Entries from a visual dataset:
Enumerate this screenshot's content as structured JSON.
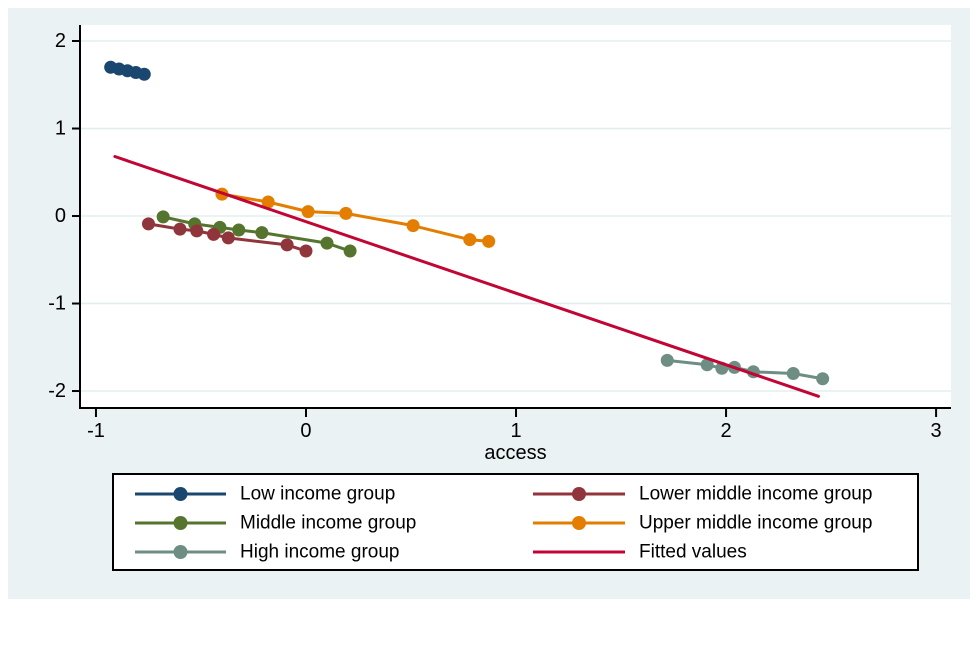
{
  "figure": {
    "background_color": "#eaf2f3",
    "plot_background": "#ffffff",
    "grid_color": "#e3edee",
    "axis_color": "#000000",
    "text_color": "#000000",
    "legend_border_color": "#000000",
    "legend_background": "#ffffff"
  },
  "chart_data": {
    "type": "line",
    "title": "",
    "xlabel": "access",
    "ylabel": "",
    "xlim": [
      -1.076,
      3.071
    ],
    "ylim": [
      -2.194,
      2.183
    ],
    "x_ticks": [
      -1,
      0,
      1,
      2,
      3
    ],
    "y_ticks": [
      2,
      1,
      0,
      -1,
      -2
    ],
    "grid": "horizontal",
    "legend_position": "bottom",
    "series": [
      {
        "name": "Low income group",
        "color": "#1a476f",
        "marker": true,
        "points": [
          [
            -0.93,
            1.7
          ],
          [
            -0.89,
            1.68
          ],
          [
            -0.85,
            1.66
          ],
          [
            -0.81,
            1.64
          ],
          [
            -0.77,
            1.62
          ]
        ]
      },
      {
        "name": "Middle income group",
        "color": "#55752f",
        "marker": true,
        "points": [
          [
            -0.68,
            -0.01
          ],
          [
            -0.53,
            -0.09
          ],
          [
            -0.41,
            -0.13
          ],
          [
            -0.32,
            -0.16
          ],
          [
            -0.21,
            -0.19
          ],
          [
            0.1,
            -0.31
          ],
          [
            0.21,
            -0.4
          ]
        ]
      },
      {
        "name": "Lower middle income group",
        "color": "#90353b",
        "marker": true,
        "points": [
          [
            -0.75,
            -0.09
          ],
          [
            -0.6,
            -0.15
          ],
          [
            -0.52,
            -0.17
          ],
          [
            -0.44,
            -0.21
          ],
          [
            -0.37,
            -0.25
          ],
          [
            -0.09,
            -0.33
          ],
          [
            0.0,
            -0.4
          ]
        ]
      },
      {
        "name": "Upper middle income group",
        "color": "#e37e00",
        "marker": true,
        "points": [
          [
            -0.4,
            0.25
          ],
          [
            -0.18,
            0.16
          ],
          [
            0.01,
            0.05
          ],
          [
            0.19,
            0.03
          ],
          [
            0.51,
            -0.11
          ],
          [
            0.78,
            -0.27
          ],
          [
            0.87,
            -0.29
          ]
        ]
      },
      {
        "name": "High income group",
        "color": "#6e8e84",
        "marker": true,
        "points": [
          [
            1.72,
            -1.65
          ],
          [
            1.91,
            -1.7
          ],
          [
            1.98,
            -1.74
          ],
          [
            2.04,
            -1.73
          ],
          [
            2.13,
            -1.78
          ],
          [
            2.32,
            -1.8
          ],
          [
            2.46,
            -1.86
          ]
        ]
      },
      {
        "name": "Fitted values",
        "color": "#c10534",
        "marker": false,
        "points": [
          [
            -0.91,
            0.68
          ],
          [
            2.44,
            -2.06
          ]
        ]
      }
    ],
    "legend": {
      "columns": [
        [
          "Low income group",
          "Middle income group",
          "High income group"
        ],
        [
          "Lower middle income group",
          "Upper middle income group",
          "Fitted values"
        ]
      ]
    }
  }
}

■ What needs to be done: Scan the material above. Copy each line that holds the word "ffffff".

■ Full response:
    "plot_background": "#ffffff",
    "legend_background": "#ffffff"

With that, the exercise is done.